__Records shown__
++++++++++

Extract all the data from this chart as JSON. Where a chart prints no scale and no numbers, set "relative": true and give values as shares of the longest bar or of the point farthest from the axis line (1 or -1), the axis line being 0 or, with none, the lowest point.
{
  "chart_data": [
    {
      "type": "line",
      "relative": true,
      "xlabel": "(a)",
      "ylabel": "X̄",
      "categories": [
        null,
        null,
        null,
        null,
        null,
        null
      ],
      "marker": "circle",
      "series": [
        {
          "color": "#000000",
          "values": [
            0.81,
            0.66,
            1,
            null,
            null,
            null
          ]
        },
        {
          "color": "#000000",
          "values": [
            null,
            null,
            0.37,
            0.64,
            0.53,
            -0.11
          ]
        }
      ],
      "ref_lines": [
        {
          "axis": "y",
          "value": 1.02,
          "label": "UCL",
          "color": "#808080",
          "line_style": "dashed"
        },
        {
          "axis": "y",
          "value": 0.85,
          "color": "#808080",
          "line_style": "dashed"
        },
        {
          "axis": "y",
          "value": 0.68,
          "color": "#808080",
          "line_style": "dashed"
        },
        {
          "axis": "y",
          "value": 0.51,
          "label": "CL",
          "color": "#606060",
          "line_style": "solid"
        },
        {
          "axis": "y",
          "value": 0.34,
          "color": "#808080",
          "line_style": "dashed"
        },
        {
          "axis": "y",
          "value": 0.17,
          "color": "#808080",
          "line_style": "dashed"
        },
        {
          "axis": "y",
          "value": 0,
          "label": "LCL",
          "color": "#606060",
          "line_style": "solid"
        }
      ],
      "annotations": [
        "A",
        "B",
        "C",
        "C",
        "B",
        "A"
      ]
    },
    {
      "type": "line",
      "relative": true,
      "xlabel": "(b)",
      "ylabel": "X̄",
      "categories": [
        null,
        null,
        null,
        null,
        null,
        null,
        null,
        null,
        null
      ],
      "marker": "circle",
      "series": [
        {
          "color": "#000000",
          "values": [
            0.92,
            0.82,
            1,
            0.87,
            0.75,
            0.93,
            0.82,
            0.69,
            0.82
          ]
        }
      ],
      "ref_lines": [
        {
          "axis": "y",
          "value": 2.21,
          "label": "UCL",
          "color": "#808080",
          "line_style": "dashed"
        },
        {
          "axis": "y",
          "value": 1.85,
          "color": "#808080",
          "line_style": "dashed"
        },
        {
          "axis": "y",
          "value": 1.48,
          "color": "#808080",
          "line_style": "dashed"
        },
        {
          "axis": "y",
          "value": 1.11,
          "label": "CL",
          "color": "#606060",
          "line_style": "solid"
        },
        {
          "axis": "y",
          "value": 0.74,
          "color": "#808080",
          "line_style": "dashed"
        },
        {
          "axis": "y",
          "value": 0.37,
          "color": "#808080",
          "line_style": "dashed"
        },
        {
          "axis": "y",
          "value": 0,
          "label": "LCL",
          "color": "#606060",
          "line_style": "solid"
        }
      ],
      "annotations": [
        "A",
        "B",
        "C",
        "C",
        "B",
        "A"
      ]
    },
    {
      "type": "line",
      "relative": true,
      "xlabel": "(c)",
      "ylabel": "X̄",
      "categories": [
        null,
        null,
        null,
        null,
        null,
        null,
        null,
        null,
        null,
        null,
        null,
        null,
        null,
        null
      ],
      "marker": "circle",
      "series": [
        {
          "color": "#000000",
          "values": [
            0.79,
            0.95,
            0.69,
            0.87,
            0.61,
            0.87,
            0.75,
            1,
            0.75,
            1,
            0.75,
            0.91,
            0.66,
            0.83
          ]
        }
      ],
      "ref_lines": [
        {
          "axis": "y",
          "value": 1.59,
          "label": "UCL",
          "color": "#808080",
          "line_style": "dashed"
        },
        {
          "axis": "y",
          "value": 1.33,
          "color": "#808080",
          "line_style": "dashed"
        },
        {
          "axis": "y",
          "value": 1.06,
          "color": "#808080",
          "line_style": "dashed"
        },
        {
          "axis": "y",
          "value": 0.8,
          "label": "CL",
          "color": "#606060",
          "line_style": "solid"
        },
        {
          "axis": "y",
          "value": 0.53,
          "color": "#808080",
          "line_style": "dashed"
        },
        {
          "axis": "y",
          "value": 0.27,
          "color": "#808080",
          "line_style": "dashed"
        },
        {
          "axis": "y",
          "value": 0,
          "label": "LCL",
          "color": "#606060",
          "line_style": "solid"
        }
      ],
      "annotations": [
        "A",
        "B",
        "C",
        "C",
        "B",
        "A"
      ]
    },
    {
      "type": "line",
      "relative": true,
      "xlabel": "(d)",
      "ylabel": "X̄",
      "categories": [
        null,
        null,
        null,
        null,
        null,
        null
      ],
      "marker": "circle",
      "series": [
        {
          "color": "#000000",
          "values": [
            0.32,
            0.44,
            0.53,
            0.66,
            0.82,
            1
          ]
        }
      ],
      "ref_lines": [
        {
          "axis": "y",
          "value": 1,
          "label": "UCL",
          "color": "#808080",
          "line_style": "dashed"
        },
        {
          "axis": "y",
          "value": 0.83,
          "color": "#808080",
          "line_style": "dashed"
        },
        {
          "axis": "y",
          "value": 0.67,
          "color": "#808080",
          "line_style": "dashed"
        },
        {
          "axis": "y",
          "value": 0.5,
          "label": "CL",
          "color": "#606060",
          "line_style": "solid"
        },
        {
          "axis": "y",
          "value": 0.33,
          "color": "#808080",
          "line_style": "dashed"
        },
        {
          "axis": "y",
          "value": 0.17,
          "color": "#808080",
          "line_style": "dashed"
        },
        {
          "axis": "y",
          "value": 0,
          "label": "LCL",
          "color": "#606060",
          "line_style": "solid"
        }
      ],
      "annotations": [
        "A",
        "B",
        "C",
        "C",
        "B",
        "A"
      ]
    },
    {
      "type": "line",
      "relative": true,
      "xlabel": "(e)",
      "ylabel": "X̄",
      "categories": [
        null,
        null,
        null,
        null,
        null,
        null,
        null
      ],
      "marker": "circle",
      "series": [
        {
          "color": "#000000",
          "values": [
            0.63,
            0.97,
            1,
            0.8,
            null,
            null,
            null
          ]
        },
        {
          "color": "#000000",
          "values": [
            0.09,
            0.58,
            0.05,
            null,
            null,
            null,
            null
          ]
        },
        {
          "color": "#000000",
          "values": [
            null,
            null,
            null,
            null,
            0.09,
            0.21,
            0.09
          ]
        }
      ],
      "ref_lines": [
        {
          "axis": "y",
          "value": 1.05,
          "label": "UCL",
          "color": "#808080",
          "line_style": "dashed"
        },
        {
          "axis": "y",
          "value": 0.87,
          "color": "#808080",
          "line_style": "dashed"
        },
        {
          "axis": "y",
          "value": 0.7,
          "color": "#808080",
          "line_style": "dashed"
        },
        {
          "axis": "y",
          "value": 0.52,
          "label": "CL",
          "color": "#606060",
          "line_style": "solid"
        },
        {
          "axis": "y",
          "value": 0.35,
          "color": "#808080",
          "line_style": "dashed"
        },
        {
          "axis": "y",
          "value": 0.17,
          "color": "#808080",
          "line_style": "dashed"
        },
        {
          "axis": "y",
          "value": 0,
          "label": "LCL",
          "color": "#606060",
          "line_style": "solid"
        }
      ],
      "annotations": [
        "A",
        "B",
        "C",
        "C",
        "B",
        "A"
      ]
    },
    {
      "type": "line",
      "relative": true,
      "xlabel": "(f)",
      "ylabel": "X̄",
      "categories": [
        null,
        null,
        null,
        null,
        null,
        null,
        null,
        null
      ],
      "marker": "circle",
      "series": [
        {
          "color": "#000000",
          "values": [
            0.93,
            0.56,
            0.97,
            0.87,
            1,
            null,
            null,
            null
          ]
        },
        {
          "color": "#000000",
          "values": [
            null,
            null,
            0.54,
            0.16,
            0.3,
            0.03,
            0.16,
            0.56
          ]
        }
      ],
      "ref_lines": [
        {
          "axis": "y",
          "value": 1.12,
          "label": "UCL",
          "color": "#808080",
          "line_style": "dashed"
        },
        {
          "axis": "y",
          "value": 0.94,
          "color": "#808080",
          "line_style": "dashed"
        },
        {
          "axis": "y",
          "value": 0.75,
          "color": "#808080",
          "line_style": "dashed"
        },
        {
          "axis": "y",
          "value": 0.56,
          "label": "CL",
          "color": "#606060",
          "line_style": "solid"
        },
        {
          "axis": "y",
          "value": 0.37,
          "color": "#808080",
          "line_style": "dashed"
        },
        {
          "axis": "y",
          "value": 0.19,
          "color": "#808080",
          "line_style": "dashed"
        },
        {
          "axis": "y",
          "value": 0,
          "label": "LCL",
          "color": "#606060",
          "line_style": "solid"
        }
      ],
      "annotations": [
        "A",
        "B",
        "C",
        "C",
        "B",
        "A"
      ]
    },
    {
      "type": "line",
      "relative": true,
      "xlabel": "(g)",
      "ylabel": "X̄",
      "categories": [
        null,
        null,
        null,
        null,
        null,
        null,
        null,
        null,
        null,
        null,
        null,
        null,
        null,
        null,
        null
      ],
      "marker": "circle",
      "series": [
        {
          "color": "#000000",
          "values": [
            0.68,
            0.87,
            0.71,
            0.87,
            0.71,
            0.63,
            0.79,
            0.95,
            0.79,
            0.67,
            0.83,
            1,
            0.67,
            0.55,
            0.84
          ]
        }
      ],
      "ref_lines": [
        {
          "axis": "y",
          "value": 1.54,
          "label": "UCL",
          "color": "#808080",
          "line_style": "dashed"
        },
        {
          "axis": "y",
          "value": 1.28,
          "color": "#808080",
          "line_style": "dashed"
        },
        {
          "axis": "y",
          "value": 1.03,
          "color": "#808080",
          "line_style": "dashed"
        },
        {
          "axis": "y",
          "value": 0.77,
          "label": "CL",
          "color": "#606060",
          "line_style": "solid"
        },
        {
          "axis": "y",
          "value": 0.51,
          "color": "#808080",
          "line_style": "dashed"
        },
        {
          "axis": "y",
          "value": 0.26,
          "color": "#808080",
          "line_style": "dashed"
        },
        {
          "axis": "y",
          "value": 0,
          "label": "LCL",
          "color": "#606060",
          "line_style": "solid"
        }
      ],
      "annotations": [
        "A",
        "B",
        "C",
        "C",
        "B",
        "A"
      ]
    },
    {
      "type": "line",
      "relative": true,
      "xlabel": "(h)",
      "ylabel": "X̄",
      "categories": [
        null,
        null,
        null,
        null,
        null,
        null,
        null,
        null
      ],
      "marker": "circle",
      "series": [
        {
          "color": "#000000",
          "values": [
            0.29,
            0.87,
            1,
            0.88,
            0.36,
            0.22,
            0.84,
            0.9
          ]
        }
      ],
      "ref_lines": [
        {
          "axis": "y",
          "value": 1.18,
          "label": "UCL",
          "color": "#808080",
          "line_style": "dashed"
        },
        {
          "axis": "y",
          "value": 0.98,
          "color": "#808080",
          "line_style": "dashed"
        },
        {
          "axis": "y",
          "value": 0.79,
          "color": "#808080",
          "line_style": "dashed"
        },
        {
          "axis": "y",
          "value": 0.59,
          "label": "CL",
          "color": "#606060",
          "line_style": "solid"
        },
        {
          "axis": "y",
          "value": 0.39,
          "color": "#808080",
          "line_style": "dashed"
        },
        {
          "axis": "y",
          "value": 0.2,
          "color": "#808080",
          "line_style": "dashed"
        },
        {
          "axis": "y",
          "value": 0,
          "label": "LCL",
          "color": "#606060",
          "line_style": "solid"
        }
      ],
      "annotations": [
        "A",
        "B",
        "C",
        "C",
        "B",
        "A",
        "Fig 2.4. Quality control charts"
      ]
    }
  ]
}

++++++++++

__Aim of the exercise__
Gather each line of the records holding the string "xlabel".

__Finished task__
      "xlabel": "(a)",
      "xlabel": "(b)",
      "xlabel": "(c)",
      "xlabel": "(d)",
      "xlabel": "(e)",
      "xlabel": "(f)",
      "xlabel": "(g)",
      "xlabel": "(h)",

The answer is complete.